**Information supplied:**
==================================================

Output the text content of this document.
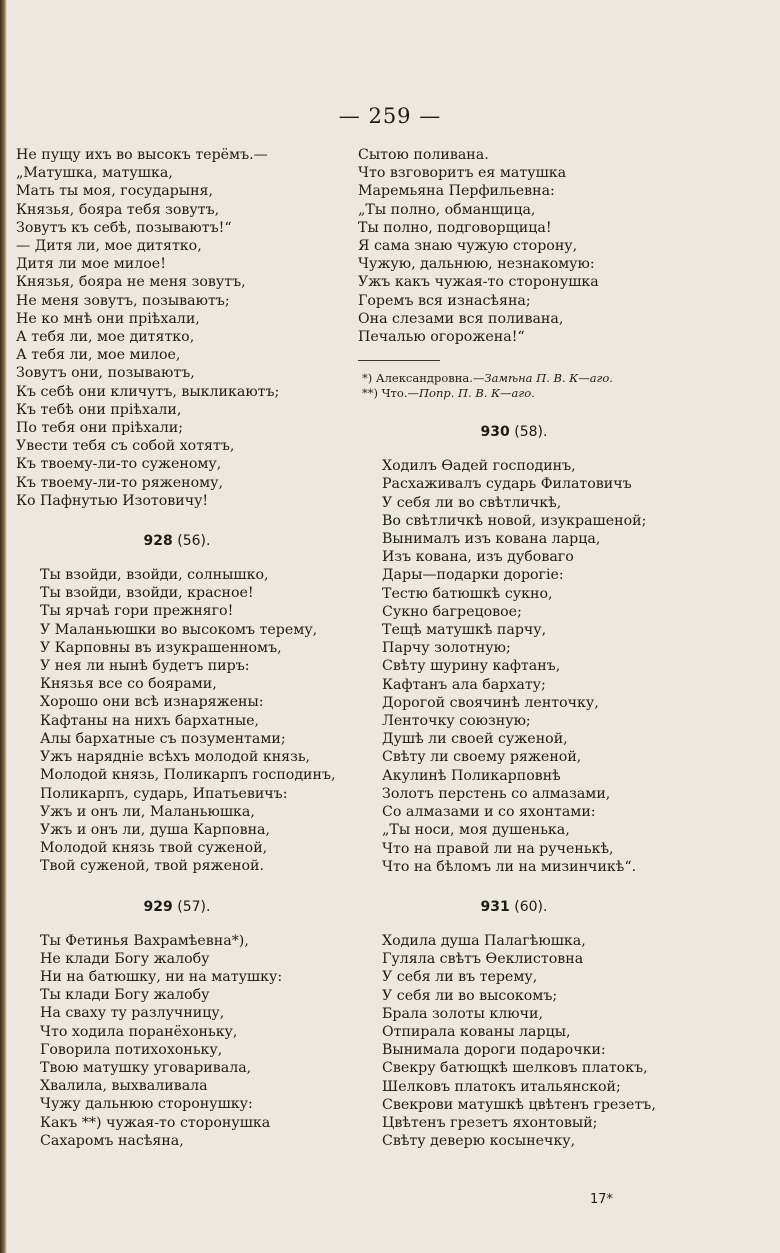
— 259 —
Не пущу ихъ во высокъ терёмъ.—
„Матушка, матушка,
Мать ты моя, государыня,
Князья, бояра тебя зовутъ,
Зовутъ къ себѣ, позываютъ!“
— Дитя ли, мое дитятко,
Дитя ли мое милое!
Князья, бояра не меня зовутъ,
Не меня зовутъ, позываютъ;
Не ко мнѣ они пріѣхали,
А тебя ли, мое дитятко,
А тебя ли, мое милое,
Зовутъ они, позываютъ,
Къ себѣ они кличутъ, выкликаютъ;
Къ тебѣ они пріѣхали,
По тебя они пріѣхали;
Увести тебя съ собой хотятъ,
Къ твоему-ли-то суженому,
Къ твоему-ли-то ряженому,
Ко Пафнутью Изотовичу!
928 (56).
Ты взойди, взойди, солнышко,
Ты взойди, взойди, красное!
Ты ярчаѣ гори прежняго!
У Маланьюшки во высокомъ терему,
У Карповны въ изукрашенномъ,
У нея ли нынѣ будетъ пиръ:
Князья все со боярами,
Хорошо они всѣ изнаряжены:
Кафтаны на нихъ бархатные,
Алы бархатные съ позументами;
Ужъ нарядніе всѣхъ молодой князь,
Молодой князь, Поликарпъ господинъ,
Поликарпъ, сударь, Ипатьевичъ:
Ужъ и онъ ли, Маланьюшка,
Ужъ и онъ ли, душа Карповна,
Молодой князь твой суженой,
Твой суженой, твой ряженой.
929 (57).
Ты Фетинья Вахрамѣевна*),
Не клади Богу жалобу
Ни на батюшку, ни на матушку:
Ты клади Богу жалобу
На сваху ту разлучницу,
Что ходила поранёхоньку,
Говорила потихохоньку,
Твою матушку уговаривала,
Хвалила, выхваливала
Чужу дальнюю сторонушку:
Какъ **) чужая-то сторонушка
Сахаромъ насѣяна,
Сытою поливана.
Что взговоритъ ея матушка
Маремьяна Перфильевна:
„Ты полно, обманщица,
Ты полно, подговорщица!
Я сама знаю чужую сторону,
Чужую, дальнюю, незнакомую:
Ужъ какъ чужая-то сторонушка
Горемъ вся изнасѣяна;
Она слезами вся поливана,
Печалью огорожена!“
*) Александровна.—Замѣна П. В. К—аго.
**) Что.—Попр. П. В. К—аго.
930 (58).
Ходилъ Ѳадей господинъ,
Расхаживалъ сударь Филатовичъ
У себя ли во свѣтличкѣ,
Во свѣтличкѣ новой, изукрашеной;
Вынималъ изъ кована ларца,
Изъ кована, изъ дубоваго
Дары—подарки дорогіе:
Тестю батюшкѣ сукно,
Сукно багрецовое;
Тещѣ матушкѣ парчу,
Парчу золотную;
Свѣту шурину кафтанъ,
Кафтанъ ала бархату;
Дорогой своячинѣ ленточку,
Ленточку союзную;
Душѣ ли своей суженой,
Свѣту ли своему ряженой,
Акулинѣ Поликарповнѣ
Золотъ перстень со алмазами,
Со алмазами и со яхонтами:
„Ты носи, моя душенька,
Что на правой ли на рученькѣ,
Что на бѣломъ ли на мизинчикѣ“.
931 (60).
Ходила душа Палагѣюшка,
Гуляла свѣтъ Ѳеклистовна
У себя ли въ терему,
У себя ли во высокомъ;
Брала золоты ключи,
Отпирала кованы ларцы,
Вынимала дороги подарочки:
Свекру батющкѣ шелковъ платокъ,
Шелковъ платокъ итальянской;
Свекрови матушкѣ цвѣтенъ грезетъ,
Цвѣтенъ грезетъ яхонтовый;
Свѣту деверю косынечку,
17*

==================================================

**Stated task:**
List all lines from the entries that include the word "себѣ".

**Exercise result:**
Зовутъ къ себѣ, позываютъ!“
Къ себѣ они кличутъ, выкликаютъ;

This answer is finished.